[Records from a data collection]
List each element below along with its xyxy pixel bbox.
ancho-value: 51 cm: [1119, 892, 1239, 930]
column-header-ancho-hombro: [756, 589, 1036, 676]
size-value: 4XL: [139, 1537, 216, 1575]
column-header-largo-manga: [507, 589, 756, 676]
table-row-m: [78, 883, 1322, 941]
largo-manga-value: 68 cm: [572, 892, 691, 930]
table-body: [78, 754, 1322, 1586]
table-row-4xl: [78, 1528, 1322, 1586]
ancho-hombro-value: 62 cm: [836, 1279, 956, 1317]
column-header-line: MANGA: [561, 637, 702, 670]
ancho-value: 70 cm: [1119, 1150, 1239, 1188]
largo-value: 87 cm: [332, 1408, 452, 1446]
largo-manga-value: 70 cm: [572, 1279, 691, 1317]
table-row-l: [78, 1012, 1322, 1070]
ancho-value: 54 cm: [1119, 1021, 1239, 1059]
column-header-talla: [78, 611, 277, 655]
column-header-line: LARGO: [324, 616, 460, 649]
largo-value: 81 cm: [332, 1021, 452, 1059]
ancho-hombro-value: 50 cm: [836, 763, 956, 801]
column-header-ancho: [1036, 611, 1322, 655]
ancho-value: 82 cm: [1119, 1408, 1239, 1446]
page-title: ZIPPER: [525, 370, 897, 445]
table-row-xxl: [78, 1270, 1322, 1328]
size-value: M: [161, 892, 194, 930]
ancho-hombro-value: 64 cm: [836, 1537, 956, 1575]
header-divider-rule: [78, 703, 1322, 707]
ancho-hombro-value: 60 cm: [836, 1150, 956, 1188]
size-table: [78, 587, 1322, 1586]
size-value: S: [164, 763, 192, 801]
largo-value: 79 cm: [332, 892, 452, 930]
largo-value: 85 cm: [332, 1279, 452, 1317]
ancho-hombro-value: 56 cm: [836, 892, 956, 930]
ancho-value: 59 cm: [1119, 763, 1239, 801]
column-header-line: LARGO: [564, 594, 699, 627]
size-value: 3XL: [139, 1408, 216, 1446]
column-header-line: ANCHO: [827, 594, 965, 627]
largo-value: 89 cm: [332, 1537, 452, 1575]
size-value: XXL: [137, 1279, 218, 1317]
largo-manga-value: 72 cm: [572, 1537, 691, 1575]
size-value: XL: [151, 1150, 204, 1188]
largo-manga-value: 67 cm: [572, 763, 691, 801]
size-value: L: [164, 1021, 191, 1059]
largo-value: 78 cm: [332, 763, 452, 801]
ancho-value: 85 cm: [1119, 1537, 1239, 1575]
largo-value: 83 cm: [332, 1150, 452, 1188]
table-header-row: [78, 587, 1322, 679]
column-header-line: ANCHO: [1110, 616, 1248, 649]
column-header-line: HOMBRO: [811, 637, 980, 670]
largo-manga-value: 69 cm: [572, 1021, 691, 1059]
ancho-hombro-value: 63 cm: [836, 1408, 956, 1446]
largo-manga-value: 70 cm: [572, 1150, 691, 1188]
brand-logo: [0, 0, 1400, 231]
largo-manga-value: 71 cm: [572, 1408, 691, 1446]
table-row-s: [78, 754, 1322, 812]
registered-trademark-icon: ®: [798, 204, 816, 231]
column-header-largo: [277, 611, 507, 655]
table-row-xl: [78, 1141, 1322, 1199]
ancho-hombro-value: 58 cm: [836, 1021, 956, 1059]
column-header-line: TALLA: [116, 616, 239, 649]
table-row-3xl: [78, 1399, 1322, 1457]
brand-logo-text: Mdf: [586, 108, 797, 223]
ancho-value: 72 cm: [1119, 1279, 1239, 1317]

WHAT IS ASKED:
Put the lines above into a Markdown table with two columns, Row and Line, numbering each row and leaving out any blank lines.

PROBLEM SOLUTION:
| Row | Line |
|---|---|
| 1 | List each element below along with its xyxy pixel bbox. |
| 2 | ancho-value: 51 cm: [1119, 892, 1239, 930] |
| 3 | column-header-ancho-hombro: [756, 589, 1036, 676] |
| 4 | size-value: 4XL: [139, 1537, 216, 1575] |
| 5 | column-header-largo-manga: [507, 589, 756, 676] |
| 6 | table-row-m: [78, 883, 1322, 941] |
| 7 | largo-manga-value: 68 cm: [572, 892, 691, 930] |
| 8 | table-body: [78, 754, 1322, 1586] |
| 9 | table-row-4xl: [78, 1528, 1322, 1586] |
| 10 | ancho-hombro-value: 62 cm: [836, 1279, 956, 1317] |
| 11 | column-header-line: MANGA: [561, 637, 702, 670] |
| 12 | ancho-value: 70 cm: [1119, 1150, 1239, 1188] |
| 13 | largo-value: 87 cm: [332, 1408, 452, 1446] |
| 14 | largo-manga-value: 70 cm: [572, 1279, 691, 1317] |
| 15 | table-row-l: [78, 1012, 1322, 1070] |
| 16 | ancho-value: 54 cm: [1119, 1021, 1239, 1059] |
| 17 | column-header-talla: [78, 611, 277, 655] |
| 18 | column-header-line: LARGO: [324, 616, 460, 649] |
| 19 | largo-value: 81 cm: [332, 1021, 452, 1059] |
| 20 | ancho-hombro-value: 50 cm: [836, 763, 956, 801] |
| 21 | column-header-ancho: [1036, 611, 1322, 655] |
| 22 | ancho-value: 82 cm: [1119, 1408, 1239, 1446] |
| 23 | page-title: ZIPPER: [525, 370, 897, 445] |
| 24 | table-row-xxl: [78, 1270, 1322, 1328] |
| 25 | size-value: M: [161, 892, 194, 930] |
| 26 | ancho-hombro-value: 64 cm: [836, 1537, 956, 1575] |
| 27 | header-divider-rule: [78, 703, 1322, 707] |
| 28 | ancho-hombro-value: 60 cm: [836, 1150, 956, 1188] |
| 29 | size-table: [78, 587, 1322, 1586] |
| 30 | size-value: S: [164, 763, 192, 801] |
| 31 | largo-value: 79 cm: [332, 892, 452, 930] |
| 32 | largo-value: 85 cm: [332, 1279, 452, 1317] |
| 33 | ancho-hombro-value: 56 cm: [836, 892, 956, 930] |
| 34 | ancho-value: 59 cm: [1119, 763, 1239, 801] |
| 35 | column-header-line: LARGO: [564, 594, 699, 627] |
| 36 | size-value: 3XL: [139, 1408, 216, 1446] |
| 37 | column-header-line: ANCHO: [827, 594, 965, 627] |
| 38 | largo-value: 89 cm: [332, 1537, 452, 1575] |
| 39 | size-value: XXL: [137, 1279, 218, 1317] |
| 40 | largo-manga-value: 72 cm: [572, 1537, 691, 1575] |
| 41 | size-value: XL: [151, 1150, 204, 1188] |
| 42 | largo-manga-value: 67 cm: [572, 763, 691, 801] |
| 43 | size-value: L: [164, 1021, 191, 1059] |
| 44 | largo-value: 78 cm: [332, 763, 452, 801] |
| 45 | ancho-value: 85 cm: [1119, 1537, 1239, 1575] |
| 46 | largo-value: 83 cm: [332, 1150, 452, 1188] |
| 47 | table-header-row: [78, 587, 1322, 679] |
| 48 | column-header-line: ANCHO: [1110, 616, 1248, 649] |
| 49 | column-header-line: HOMBRO: [811, 637, 980, 670] |
| 50 | largo-manga-value: 69 cm: [572, 1021, 691, 1059] |
| 51 | ancho-hombro-value: 63 cm: [836, 1408, 956, 1446] |
| 52 | largo-manga-value: 70 cm: [572, 1150, 691, 1188] |
| 53 | brand-logo: [0, 0, 1400, 231] |
| 54 | largo-manga-value: 71 cm: [572, 1408, 691, 1446] |
| 55 | table-row-s: [78, 754, 1322, 812] |
| 56 | registered-trademark-icon: ®: [798, 204, 816, 231] |
| 57 | column-header-largo: [277, 611, 507, 655] |
| 58 | table-row-xl: [78, 1141, 1322, 1199] |
| 59 | ancho-hombro-value: 58 cm: [836, 1021, 956, 1059] |
| 60 | column-header-line: TALLA: [116, 616, 239, 649] |
| 61 | table-row-3xl: [78, 1399, 1322, 1457] |
| 62 | brand-logo-text: Mdf: [586, 108, 797, 223] |
| 63 | ancho-value: 72 cm: [1119, 1279, 1239, 1317] |